Input rows –
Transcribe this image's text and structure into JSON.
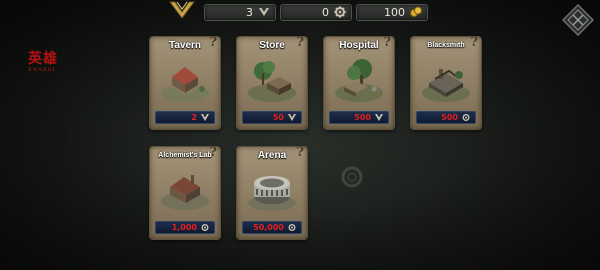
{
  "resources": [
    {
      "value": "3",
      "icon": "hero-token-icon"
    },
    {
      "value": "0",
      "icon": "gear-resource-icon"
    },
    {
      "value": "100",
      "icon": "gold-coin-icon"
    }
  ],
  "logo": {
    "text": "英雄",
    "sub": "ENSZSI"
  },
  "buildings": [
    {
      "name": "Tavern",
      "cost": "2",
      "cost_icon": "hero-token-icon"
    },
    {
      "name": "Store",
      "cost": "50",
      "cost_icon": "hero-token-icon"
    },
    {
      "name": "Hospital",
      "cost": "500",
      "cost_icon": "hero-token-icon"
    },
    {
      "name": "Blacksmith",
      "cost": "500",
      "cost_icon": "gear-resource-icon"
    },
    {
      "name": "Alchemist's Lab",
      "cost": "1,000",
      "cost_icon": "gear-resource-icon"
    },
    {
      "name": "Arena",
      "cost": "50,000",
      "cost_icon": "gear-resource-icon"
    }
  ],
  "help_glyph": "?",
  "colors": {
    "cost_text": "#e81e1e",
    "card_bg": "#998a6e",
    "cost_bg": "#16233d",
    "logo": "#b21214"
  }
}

...

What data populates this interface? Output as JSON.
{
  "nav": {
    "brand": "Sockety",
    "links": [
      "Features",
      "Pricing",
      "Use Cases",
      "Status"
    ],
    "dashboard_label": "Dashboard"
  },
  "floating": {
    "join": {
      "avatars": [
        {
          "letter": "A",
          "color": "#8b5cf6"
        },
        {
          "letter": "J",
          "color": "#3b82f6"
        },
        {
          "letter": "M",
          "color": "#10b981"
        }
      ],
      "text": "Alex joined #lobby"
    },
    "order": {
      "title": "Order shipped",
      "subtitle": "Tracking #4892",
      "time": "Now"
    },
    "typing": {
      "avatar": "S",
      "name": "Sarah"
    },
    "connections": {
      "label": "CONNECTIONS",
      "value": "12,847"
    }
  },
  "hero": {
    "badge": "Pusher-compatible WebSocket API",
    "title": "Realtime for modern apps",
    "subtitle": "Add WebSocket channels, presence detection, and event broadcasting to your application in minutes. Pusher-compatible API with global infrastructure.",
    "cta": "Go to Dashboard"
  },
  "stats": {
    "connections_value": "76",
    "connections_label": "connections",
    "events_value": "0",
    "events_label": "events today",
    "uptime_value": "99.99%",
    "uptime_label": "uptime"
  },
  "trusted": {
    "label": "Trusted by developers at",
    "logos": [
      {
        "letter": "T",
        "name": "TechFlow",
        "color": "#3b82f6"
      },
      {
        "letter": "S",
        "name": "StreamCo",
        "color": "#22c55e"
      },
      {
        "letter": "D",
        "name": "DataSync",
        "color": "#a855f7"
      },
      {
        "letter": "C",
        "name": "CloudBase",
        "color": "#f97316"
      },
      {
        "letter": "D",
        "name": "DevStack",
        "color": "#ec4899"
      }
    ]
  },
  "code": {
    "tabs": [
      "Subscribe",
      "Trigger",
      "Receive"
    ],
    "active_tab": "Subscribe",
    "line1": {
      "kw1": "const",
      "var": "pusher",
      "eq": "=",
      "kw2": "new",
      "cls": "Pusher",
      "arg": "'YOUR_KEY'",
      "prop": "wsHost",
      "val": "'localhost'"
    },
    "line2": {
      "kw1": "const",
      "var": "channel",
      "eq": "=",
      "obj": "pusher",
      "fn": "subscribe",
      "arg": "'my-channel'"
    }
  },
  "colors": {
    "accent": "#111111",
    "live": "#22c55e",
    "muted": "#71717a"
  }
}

Required task –
Looking at the records above, count the lines where the word "subtitle" appears. State only the number.

Exercise solution –
2